Check each line of the records below for the word "with" and copy those where it appears.

::::

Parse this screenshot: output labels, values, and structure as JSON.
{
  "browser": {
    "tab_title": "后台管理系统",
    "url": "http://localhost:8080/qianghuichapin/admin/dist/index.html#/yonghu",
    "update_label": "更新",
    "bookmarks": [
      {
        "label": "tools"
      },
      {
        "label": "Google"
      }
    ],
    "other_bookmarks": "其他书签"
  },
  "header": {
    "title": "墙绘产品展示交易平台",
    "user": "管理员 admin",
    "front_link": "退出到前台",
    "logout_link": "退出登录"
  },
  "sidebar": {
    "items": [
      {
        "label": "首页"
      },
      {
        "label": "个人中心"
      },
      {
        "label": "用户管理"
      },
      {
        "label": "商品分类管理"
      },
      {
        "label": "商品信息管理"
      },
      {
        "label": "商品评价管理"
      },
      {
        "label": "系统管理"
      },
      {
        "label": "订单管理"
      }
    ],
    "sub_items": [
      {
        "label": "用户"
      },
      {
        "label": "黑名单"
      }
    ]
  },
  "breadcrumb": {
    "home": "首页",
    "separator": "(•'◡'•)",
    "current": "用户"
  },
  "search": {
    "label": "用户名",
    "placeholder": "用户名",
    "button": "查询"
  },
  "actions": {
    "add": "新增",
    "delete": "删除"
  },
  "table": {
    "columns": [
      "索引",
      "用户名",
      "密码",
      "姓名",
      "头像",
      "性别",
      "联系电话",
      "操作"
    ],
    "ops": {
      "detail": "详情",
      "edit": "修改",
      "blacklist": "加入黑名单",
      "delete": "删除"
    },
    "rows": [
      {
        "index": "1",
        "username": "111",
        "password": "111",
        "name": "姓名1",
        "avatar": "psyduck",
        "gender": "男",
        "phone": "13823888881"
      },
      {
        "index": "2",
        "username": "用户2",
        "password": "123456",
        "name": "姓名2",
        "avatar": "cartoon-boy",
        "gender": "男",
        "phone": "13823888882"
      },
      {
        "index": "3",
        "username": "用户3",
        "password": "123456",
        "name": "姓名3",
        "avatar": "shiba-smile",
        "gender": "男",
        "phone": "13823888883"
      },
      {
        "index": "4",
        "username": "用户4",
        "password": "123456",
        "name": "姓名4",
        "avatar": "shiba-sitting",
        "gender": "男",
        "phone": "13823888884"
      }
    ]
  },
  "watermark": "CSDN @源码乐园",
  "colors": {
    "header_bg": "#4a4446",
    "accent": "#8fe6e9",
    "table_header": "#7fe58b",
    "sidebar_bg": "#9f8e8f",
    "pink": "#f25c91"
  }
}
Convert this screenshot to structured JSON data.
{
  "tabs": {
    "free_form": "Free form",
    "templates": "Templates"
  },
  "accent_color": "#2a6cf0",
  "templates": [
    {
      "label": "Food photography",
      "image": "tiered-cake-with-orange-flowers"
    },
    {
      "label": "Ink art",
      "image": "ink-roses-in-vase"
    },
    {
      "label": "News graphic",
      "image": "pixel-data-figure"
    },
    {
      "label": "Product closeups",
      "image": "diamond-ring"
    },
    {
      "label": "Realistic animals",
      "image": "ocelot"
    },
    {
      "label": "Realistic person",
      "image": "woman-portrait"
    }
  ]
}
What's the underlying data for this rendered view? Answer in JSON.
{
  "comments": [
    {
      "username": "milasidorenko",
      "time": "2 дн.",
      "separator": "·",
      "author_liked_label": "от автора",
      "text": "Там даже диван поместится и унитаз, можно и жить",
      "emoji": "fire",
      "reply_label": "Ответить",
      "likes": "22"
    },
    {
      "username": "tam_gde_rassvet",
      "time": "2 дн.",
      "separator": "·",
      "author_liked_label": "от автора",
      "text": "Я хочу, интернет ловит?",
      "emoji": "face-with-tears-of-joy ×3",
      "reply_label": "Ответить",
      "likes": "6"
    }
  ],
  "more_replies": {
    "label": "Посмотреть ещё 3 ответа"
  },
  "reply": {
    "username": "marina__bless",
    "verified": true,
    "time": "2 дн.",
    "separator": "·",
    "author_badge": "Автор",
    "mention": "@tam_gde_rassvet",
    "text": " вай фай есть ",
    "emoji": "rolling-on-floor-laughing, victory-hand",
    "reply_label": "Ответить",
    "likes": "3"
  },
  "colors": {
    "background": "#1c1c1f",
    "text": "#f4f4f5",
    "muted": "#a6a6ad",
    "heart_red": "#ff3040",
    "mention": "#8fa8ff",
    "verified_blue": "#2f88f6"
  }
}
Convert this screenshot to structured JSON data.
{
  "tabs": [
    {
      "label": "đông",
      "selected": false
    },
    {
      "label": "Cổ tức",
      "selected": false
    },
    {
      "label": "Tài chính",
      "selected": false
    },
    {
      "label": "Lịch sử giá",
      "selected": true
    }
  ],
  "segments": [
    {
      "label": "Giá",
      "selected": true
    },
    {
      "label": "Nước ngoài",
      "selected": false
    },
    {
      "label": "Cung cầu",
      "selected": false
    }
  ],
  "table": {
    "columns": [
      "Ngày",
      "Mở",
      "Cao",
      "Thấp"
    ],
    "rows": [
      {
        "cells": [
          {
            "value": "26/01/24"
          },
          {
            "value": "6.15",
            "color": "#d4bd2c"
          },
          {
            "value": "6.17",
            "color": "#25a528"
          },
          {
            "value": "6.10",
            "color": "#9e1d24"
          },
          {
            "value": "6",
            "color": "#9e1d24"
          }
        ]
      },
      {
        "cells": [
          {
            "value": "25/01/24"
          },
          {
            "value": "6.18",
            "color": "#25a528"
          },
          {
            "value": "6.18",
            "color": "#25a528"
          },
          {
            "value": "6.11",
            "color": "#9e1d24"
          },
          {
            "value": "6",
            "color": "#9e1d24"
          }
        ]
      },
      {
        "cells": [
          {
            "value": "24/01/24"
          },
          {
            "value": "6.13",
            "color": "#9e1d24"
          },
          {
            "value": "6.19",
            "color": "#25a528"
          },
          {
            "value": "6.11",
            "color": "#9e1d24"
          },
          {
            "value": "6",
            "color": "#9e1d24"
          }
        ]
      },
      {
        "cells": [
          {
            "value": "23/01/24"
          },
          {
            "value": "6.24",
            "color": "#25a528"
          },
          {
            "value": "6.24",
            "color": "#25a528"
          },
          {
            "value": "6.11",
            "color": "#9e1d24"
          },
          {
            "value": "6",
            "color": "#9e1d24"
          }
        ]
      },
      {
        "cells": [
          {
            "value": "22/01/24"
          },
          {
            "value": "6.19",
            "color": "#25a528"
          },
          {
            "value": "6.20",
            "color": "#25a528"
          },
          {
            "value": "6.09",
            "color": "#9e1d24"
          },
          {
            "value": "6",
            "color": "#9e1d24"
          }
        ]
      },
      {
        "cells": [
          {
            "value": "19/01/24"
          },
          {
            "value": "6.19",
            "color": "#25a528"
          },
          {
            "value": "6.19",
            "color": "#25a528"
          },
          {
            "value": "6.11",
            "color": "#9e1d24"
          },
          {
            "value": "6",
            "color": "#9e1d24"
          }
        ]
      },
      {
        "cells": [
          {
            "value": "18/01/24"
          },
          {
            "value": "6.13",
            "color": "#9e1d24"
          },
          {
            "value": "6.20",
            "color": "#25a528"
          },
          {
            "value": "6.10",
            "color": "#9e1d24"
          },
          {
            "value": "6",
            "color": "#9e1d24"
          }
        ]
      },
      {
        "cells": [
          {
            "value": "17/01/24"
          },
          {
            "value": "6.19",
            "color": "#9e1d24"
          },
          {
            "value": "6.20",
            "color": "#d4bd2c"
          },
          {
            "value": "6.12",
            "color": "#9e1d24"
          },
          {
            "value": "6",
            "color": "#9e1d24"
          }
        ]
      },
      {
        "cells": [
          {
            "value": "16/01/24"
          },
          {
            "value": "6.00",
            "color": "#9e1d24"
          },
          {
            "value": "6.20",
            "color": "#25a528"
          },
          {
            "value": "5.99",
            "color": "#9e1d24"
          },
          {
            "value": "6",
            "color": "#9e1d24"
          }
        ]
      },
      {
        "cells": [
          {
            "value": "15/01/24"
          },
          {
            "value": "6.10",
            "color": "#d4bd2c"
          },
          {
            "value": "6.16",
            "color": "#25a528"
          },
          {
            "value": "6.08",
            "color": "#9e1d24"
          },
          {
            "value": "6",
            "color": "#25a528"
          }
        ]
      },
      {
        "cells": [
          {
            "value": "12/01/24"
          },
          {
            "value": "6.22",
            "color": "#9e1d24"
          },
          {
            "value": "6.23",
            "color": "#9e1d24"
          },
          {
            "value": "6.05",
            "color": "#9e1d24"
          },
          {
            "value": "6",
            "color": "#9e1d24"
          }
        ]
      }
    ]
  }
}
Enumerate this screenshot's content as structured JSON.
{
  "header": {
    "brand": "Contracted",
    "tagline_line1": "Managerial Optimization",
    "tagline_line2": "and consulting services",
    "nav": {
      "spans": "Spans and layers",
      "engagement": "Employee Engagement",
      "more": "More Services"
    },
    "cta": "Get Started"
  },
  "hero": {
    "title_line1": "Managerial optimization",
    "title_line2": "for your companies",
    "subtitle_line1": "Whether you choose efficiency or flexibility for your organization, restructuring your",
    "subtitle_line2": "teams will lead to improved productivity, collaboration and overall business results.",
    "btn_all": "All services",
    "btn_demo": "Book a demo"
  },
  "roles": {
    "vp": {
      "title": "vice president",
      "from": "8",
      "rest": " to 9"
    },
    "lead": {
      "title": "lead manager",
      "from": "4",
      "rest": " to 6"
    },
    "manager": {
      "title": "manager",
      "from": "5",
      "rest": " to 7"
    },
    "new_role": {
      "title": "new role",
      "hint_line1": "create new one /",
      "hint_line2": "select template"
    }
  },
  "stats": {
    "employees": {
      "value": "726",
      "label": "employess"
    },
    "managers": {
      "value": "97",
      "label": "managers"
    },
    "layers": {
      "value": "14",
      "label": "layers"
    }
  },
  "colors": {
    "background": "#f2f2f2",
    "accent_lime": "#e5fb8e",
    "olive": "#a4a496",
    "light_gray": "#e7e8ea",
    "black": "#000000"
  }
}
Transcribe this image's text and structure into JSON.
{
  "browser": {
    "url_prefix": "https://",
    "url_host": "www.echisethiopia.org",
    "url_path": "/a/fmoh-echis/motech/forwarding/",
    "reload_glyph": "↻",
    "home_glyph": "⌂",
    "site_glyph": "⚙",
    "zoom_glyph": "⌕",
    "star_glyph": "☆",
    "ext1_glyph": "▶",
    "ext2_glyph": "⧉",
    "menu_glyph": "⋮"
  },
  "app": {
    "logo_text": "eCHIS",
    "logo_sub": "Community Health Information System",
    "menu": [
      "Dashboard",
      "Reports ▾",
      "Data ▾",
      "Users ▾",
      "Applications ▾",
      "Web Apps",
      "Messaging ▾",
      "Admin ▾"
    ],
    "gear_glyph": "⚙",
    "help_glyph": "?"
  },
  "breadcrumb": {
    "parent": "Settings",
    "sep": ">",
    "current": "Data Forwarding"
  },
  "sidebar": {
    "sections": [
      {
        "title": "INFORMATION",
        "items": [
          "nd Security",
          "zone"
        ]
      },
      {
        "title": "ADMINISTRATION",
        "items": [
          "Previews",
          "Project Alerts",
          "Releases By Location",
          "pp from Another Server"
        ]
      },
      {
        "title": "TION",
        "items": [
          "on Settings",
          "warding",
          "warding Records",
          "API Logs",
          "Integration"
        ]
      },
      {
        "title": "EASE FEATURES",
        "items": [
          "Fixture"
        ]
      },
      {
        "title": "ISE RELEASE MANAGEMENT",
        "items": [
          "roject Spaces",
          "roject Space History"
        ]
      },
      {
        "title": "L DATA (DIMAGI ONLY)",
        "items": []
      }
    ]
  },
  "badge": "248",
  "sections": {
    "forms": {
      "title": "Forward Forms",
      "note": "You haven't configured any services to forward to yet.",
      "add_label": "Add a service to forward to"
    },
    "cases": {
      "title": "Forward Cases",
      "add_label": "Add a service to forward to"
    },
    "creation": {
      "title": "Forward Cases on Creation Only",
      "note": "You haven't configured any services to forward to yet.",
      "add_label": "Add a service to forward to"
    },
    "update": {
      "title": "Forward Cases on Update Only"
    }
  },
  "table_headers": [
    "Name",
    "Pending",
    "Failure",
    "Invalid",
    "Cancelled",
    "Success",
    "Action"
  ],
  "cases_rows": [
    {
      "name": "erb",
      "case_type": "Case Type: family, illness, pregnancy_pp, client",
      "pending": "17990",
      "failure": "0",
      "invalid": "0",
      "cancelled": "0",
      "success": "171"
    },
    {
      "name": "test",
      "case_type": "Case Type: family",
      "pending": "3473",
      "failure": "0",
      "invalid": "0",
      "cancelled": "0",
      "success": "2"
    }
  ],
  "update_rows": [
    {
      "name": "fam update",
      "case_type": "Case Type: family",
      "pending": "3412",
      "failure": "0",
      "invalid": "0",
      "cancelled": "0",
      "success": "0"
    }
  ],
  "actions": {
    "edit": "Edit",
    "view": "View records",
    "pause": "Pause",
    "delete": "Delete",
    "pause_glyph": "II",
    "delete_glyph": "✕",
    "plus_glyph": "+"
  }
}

::::

EXERCISE RESPONSE
      "image": "tiered-cake-with-orange-flowers"
      "emoji": "face-with-tears-of-joy ×3",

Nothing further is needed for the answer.